** Begin **

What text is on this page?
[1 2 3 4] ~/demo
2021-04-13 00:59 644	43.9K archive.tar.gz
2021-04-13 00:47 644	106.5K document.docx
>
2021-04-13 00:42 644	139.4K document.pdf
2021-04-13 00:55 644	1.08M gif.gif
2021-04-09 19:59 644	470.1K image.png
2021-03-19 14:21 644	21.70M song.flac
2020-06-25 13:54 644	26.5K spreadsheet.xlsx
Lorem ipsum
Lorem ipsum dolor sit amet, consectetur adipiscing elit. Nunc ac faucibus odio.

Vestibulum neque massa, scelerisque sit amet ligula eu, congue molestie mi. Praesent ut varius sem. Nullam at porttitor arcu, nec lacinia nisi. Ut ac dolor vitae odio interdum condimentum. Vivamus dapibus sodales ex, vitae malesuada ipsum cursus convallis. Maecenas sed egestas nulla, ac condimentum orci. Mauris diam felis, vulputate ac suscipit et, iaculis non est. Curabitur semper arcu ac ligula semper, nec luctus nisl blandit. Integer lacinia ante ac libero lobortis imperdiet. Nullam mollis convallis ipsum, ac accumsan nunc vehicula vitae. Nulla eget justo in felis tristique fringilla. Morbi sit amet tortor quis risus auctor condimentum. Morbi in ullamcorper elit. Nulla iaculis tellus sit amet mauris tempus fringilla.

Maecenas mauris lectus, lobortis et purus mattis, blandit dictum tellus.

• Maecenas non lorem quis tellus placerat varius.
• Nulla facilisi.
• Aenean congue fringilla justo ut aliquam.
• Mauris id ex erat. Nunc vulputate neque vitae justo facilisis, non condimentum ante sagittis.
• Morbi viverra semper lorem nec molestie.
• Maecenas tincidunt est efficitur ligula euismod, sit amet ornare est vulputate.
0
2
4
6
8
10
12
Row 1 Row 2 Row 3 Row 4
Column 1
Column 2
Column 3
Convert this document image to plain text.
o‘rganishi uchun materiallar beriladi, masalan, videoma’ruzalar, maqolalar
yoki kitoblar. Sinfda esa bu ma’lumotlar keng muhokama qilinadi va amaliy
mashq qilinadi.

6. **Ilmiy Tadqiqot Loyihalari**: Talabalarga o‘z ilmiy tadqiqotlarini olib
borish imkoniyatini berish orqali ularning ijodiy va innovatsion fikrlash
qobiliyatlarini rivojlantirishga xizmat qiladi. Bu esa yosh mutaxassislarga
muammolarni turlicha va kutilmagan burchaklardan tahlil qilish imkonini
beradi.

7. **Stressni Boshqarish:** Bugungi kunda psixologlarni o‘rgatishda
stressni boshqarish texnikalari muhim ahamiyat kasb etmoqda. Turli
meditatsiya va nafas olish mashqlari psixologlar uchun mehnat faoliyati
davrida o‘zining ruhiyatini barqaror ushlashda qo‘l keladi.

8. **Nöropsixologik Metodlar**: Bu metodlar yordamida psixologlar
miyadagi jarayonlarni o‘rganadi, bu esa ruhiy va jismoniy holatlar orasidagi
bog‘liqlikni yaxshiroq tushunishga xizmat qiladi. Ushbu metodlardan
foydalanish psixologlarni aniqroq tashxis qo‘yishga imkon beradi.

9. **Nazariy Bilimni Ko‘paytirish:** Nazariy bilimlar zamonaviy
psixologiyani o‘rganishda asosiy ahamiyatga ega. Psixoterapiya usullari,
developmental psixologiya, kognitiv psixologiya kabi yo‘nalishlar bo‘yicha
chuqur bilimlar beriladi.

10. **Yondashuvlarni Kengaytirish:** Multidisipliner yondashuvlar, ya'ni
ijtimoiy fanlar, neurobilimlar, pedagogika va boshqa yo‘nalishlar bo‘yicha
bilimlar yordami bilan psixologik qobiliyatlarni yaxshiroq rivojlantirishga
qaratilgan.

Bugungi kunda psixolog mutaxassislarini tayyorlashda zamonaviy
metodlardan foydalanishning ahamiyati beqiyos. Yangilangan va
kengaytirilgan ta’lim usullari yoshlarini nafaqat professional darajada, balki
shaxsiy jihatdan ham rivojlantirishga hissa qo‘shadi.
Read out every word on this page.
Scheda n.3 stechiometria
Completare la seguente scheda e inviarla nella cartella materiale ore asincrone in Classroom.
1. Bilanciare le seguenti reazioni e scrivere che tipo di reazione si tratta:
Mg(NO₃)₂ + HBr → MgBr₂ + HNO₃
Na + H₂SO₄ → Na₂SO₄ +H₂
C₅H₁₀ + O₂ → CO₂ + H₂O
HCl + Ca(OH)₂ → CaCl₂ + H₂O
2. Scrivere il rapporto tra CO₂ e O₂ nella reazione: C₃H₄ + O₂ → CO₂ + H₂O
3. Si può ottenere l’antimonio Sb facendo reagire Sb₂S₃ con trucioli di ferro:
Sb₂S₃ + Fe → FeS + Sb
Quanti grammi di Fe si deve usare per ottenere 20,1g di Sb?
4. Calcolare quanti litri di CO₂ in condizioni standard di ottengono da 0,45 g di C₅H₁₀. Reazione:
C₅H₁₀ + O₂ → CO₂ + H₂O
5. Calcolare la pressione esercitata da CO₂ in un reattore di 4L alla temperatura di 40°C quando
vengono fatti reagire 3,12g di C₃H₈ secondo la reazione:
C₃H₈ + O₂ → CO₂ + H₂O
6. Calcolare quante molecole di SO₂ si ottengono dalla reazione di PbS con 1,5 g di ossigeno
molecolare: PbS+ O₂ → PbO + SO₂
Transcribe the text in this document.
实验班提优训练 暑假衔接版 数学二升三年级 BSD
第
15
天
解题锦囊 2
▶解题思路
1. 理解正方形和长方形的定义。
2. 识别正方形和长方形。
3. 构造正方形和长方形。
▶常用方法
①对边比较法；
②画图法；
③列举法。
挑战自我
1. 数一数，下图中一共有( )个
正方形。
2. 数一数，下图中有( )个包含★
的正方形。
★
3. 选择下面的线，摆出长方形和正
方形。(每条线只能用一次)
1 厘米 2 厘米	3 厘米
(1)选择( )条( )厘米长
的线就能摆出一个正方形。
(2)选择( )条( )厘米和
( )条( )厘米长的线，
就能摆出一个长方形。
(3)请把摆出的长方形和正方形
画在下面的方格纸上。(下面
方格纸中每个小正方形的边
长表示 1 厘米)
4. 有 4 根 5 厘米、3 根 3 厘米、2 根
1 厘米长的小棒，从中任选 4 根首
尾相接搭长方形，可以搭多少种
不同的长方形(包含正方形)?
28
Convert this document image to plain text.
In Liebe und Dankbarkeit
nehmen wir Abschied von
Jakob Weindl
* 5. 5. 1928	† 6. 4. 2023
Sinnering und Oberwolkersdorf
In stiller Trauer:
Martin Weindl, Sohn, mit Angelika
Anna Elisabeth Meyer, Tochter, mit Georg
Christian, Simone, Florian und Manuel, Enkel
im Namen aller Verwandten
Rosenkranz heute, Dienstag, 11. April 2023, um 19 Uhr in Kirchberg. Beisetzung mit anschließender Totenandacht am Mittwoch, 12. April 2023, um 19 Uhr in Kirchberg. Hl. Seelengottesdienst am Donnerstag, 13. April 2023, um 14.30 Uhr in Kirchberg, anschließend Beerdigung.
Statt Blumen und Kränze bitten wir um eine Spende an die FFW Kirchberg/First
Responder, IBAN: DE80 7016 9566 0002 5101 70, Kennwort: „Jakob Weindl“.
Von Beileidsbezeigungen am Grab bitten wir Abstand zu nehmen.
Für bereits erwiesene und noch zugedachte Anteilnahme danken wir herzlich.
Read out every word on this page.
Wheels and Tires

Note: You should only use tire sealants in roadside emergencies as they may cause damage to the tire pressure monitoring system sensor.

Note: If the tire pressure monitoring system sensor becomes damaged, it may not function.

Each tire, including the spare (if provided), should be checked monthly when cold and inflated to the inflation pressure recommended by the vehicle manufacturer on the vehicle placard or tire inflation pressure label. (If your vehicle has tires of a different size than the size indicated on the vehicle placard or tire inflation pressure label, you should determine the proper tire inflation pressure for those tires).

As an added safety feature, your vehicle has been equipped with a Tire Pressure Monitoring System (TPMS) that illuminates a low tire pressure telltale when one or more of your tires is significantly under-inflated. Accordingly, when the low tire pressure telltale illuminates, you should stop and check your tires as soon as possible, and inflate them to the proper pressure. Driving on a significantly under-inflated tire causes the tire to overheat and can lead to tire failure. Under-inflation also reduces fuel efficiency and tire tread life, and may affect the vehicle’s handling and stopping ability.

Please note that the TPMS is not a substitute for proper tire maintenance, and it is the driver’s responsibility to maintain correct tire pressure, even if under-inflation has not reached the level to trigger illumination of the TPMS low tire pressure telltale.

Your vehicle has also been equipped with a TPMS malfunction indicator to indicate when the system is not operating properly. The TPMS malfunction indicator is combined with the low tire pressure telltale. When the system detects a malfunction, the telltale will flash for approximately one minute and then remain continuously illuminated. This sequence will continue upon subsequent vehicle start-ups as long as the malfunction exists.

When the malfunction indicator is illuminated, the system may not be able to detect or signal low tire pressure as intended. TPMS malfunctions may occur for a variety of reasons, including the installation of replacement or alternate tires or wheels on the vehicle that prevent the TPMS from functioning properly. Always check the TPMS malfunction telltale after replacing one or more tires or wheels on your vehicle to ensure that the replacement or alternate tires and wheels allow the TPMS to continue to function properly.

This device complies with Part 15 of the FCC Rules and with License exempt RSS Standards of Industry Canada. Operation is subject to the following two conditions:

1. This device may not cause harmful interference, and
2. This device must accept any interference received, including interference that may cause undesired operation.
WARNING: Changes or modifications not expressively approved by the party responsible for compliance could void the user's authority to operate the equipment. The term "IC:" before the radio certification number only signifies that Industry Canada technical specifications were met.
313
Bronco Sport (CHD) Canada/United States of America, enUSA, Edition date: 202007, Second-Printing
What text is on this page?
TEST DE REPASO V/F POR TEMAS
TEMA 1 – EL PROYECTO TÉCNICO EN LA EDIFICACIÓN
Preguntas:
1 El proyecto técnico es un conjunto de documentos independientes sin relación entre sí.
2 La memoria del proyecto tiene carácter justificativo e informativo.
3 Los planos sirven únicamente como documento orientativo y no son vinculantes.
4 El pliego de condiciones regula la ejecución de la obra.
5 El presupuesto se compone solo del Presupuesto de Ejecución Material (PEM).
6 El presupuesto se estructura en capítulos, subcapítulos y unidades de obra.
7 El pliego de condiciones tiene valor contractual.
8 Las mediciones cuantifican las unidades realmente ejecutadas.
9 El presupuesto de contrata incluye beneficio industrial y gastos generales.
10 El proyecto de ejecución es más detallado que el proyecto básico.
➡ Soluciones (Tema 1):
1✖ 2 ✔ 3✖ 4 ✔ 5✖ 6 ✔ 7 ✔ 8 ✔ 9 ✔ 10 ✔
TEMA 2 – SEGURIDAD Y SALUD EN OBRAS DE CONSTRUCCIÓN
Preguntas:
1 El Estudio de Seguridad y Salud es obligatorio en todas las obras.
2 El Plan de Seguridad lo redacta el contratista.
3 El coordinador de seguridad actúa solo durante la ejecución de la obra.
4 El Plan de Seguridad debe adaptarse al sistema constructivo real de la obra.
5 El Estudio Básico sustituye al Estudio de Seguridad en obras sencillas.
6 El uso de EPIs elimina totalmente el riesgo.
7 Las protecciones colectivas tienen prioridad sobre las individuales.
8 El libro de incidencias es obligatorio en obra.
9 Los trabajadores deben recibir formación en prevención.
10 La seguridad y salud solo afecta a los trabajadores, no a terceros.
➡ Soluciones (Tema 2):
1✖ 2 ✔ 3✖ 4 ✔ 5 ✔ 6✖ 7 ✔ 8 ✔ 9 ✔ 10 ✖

** End **

Exercise —
Write out every line of the entries that holds the word "Estudio".

Reply —
1 El Estudio de Seguridad y Salud es obligatorio en todas las obras.
5 El Estudio Básico sustituye al Estudio de Seguridad en obras sencillas.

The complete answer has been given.